## MATERIAL TO PROCESS

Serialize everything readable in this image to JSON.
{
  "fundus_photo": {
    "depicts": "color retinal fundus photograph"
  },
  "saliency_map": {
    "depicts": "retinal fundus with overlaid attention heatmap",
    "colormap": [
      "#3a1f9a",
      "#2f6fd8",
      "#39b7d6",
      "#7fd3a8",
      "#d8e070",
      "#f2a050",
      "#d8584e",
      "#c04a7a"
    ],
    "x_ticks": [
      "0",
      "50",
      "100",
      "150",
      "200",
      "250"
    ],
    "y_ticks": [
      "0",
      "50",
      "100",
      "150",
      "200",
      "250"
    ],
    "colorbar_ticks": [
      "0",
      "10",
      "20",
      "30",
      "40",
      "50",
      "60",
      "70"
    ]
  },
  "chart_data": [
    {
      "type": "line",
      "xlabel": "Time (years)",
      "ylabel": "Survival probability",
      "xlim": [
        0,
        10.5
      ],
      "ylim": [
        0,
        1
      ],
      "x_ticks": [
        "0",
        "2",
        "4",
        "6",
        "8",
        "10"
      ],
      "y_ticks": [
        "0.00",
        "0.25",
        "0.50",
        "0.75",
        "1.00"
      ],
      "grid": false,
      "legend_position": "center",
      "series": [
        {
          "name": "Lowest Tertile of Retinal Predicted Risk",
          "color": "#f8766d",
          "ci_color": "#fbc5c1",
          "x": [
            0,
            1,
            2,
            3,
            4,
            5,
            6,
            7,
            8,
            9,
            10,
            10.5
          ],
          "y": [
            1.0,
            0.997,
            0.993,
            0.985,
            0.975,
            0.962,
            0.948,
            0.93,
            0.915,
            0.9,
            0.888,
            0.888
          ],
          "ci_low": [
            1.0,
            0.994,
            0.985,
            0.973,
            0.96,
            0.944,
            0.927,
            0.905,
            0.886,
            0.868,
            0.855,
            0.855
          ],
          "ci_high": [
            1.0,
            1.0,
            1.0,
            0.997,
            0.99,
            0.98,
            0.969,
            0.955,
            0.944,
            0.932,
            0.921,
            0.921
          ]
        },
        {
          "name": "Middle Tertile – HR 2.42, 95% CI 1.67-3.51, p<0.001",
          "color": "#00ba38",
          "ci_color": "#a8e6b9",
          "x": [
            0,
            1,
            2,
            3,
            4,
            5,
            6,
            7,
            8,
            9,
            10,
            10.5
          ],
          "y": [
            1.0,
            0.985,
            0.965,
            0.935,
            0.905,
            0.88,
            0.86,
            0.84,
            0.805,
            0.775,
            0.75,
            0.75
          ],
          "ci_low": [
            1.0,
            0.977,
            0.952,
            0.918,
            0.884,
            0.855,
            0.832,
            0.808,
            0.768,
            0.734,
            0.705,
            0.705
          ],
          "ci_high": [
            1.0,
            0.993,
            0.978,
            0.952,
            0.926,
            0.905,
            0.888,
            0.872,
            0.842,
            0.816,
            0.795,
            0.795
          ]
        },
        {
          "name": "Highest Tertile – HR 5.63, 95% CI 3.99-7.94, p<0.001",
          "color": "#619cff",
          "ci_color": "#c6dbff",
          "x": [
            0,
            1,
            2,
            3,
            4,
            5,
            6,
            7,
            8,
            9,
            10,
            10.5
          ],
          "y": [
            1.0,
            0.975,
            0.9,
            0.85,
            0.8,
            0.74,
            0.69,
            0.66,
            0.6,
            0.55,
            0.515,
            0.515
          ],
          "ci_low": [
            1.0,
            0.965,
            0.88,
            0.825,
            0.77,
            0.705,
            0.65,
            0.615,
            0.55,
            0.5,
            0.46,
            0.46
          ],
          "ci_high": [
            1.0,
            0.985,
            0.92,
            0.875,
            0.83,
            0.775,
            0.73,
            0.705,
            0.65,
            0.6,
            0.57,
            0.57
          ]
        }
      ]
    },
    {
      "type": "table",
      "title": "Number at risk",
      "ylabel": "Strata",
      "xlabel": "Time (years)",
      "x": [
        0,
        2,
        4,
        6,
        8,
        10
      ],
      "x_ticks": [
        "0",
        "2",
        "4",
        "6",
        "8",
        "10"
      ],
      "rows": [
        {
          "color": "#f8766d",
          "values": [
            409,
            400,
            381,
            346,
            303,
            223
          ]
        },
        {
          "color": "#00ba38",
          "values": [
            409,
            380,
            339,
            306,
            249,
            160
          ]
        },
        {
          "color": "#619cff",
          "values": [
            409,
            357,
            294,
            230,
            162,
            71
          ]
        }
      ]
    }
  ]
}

## DIRECTION
Where does the word "Tertile" appear? Return each line that holds it.

## OUTPUT OF THE TASK
          "name": "Lowest Tertile of Retinal Predicted Risk",
          "name": "Middle Tertile – HR 2.42, 95% CI 1.67-3.51, p<0.001",
          "name": "Highest Tertile – HR 5.63, 95% CI 3.99-7.94, p<0.001",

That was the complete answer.